Keep only the lines of the data below that contain "Ἑλλάδος", and copy them.

········

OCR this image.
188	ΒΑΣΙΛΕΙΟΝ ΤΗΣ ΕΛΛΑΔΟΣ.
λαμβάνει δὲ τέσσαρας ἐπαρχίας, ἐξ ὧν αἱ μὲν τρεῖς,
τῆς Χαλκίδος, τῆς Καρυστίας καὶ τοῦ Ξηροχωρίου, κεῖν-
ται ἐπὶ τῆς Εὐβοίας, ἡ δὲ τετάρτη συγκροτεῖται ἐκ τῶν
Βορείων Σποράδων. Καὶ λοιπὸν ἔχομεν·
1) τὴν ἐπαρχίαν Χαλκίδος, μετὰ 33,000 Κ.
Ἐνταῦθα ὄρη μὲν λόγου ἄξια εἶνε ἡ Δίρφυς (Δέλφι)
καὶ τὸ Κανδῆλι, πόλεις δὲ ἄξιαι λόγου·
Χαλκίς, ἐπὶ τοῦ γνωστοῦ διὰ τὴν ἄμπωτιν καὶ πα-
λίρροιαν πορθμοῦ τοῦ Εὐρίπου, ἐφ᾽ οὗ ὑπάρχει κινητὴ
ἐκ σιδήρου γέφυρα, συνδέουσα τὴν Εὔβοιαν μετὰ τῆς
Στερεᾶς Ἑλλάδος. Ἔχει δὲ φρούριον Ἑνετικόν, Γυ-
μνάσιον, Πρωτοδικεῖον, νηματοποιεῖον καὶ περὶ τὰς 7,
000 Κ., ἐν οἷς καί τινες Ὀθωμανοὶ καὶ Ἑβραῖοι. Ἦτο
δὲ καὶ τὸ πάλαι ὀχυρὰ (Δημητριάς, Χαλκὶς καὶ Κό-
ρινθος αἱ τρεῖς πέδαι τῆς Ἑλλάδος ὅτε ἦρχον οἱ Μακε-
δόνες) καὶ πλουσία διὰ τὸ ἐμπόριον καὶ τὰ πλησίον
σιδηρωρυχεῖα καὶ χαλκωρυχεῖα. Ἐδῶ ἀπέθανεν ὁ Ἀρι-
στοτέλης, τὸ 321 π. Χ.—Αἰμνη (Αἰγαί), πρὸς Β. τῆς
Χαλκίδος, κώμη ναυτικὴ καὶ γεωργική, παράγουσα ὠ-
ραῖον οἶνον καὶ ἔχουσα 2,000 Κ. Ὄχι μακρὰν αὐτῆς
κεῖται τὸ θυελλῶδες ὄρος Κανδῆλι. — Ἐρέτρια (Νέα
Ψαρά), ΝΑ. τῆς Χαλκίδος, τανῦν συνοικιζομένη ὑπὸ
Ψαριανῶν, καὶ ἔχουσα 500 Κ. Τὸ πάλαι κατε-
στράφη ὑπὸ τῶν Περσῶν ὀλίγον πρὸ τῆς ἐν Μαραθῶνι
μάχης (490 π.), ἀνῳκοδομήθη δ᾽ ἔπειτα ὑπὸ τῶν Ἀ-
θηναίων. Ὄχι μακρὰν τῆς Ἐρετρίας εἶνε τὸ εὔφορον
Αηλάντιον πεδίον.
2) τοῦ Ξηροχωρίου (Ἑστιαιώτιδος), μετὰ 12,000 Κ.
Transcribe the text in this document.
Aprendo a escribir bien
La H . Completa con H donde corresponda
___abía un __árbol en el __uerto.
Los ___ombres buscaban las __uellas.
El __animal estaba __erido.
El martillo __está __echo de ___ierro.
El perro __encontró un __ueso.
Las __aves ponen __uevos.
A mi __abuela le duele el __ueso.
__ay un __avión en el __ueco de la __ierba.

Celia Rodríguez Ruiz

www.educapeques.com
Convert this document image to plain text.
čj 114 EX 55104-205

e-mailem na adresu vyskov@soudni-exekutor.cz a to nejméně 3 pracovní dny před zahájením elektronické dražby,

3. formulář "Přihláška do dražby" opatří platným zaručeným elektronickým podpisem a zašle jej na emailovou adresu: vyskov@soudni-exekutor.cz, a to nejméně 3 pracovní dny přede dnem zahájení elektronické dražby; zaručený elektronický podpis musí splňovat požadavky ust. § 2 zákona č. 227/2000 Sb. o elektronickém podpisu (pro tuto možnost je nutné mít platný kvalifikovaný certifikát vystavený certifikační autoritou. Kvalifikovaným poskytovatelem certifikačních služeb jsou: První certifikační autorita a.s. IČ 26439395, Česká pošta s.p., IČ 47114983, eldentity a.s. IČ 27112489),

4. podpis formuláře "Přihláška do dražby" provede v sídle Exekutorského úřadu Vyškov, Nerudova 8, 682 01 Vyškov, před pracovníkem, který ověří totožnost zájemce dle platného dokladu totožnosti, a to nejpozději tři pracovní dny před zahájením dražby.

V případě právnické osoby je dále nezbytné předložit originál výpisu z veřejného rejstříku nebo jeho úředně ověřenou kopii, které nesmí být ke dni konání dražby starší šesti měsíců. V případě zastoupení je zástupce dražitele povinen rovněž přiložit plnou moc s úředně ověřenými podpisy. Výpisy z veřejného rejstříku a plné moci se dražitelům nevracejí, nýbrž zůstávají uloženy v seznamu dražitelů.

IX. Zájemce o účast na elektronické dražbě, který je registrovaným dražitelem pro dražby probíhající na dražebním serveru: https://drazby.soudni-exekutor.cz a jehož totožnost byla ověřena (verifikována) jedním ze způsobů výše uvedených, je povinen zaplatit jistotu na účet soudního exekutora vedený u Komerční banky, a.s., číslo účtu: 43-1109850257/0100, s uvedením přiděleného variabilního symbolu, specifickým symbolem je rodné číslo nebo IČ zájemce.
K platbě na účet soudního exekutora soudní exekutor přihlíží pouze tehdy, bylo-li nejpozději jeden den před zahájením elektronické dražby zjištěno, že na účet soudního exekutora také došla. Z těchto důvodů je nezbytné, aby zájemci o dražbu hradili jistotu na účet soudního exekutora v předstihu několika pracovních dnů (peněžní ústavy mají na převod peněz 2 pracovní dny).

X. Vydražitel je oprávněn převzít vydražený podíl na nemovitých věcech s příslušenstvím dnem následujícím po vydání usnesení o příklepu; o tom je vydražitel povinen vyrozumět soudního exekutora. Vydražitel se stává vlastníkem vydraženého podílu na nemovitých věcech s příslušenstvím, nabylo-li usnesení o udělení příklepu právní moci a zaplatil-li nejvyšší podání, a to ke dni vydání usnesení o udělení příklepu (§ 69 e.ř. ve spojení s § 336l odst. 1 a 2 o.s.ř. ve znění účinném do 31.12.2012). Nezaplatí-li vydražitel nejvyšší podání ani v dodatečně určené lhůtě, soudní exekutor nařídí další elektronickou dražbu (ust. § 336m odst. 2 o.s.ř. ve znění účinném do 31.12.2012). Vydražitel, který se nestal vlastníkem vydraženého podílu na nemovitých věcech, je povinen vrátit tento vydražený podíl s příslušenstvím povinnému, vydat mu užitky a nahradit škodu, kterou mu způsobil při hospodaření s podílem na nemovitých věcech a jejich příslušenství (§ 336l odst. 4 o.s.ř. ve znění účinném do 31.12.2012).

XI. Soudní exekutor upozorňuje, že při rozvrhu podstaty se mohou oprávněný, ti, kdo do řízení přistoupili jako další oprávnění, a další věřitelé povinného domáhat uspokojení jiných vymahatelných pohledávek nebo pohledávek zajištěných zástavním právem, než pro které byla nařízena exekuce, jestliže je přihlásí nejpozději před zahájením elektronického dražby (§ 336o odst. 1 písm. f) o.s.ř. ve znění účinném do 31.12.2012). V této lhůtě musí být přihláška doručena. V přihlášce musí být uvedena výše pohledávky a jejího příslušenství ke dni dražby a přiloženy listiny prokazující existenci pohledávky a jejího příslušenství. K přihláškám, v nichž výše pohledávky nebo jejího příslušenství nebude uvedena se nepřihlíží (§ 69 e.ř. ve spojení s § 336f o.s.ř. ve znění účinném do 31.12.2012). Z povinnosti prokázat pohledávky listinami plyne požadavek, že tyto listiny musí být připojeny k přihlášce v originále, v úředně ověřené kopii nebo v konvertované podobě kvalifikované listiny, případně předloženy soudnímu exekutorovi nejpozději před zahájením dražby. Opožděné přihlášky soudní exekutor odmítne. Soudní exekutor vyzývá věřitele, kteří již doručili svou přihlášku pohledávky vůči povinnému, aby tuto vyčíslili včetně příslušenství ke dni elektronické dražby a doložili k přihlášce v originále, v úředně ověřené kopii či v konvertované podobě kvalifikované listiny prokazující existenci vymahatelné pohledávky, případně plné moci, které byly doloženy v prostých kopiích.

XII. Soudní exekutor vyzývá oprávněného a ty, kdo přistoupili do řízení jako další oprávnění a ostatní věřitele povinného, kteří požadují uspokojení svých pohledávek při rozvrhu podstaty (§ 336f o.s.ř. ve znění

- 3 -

········

OUTPUT FOR THIS TASK:
Στερεᾶς Ἑλλάδος. Ἔχει δὲ φρούριον Ἑνετικόν, Γυ-
ρινθος αἱ τρεῖς πέδαι τῆς Ἑλλάδος ὅτε ἦρχον οἱ Μακε-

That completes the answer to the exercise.